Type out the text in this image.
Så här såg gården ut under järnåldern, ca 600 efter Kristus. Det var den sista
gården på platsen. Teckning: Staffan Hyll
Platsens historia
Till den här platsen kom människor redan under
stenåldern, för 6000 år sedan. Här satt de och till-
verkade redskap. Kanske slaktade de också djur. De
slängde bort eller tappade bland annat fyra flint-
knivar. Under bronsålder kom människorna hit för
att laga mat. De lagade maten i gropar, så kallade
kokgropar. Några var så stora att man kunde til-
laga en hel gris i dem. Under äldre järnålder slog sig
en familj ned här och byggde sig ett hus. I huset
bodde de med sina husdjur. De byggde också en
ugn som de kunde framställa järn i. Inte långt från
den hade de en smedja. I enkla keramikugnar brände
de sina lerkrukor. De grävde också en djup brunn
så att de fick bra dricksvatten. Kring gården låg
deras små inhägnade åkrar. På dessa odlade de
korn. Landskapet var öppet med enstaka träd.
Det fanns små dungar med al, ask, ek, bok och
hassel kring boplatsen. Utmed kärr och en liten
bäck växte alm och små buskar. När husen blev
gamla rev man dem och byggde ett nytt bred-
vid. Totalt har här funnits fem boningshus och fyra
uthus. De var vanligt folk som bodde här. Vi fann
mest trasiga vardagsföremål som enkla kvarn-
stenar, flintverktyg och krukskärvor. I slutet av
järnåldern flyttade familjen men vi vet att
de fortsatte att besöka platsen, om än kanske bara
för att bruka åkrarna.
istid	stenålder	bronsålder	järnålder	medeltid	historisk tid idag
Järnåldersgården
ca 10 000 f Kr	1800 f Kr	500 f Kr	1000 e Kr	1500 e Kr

....................

- _Do this_: All of the data needs to be printed once more, exactly.

- _Written answer_:
Type out the text in this image.
Så här såg gården ut under järnåldern, ca 600 efter Kristus. Det var den sista
gården på platsen. Teckning: Staffan Hyll
Platsens historia
Till den här platsen kom människor redan under
stenåldern, för 6000 år sedan. Här satt de och till-
verkade redskap. Kanske slaktade de också djur. De
slängde bort eller tappade bland annat fyra flint-
knivar. Under bronsålder kom människorna hit för
att laga mat. De lagade maten i gropar, så kallade
kokgropar. Några var så stora att man kunde til-
laga en hel gris i dem. Under äldre järnålder slog sig
en familj ned här och byggde sig ett hus. I huset
bodde de med sina husdjur. De byggde också en
ugn som de kunde framställa järn i. Inte långt från
den hade de en smedja. I enkla keramikugnar brände
de sina lerkrukor. De grävde också en djup brunn
så att de fick bra dricksvatten. Kring gården låg
deras små inhägnade åkrar. På dessa odlade de
korn. Landskapet var öppet med enstaka träd.
Det fanns små dungar med al, ask, ek, bok och
hassel kring boplatsen. Utmed kärr och en liten
bäck växte alm och små buskar. När husen blev
gamla rev man dem och byggde ett nytt bred-
vid. Totalt har här funnits fem boningshus och fyra
uthus. De var vanligt folk som bodde här. Vi fann
mest trasiga vardagsföremål som enkla kvarn-
stenar, flintverktyg och krukskärvor. I slutet av
järnåldern flyttade familjen men vi vet att
de fortsatte att besöka platsen, om än kanske bara
för att bruka åkrarna.
istid	stenålder	bronsålder	järnålder	medeltid	historisk tid idag
Järnåldersgården
ca 10 000 f Kr	1800 f Kr	500 f Kr	1000 e Kr	1500 e Kr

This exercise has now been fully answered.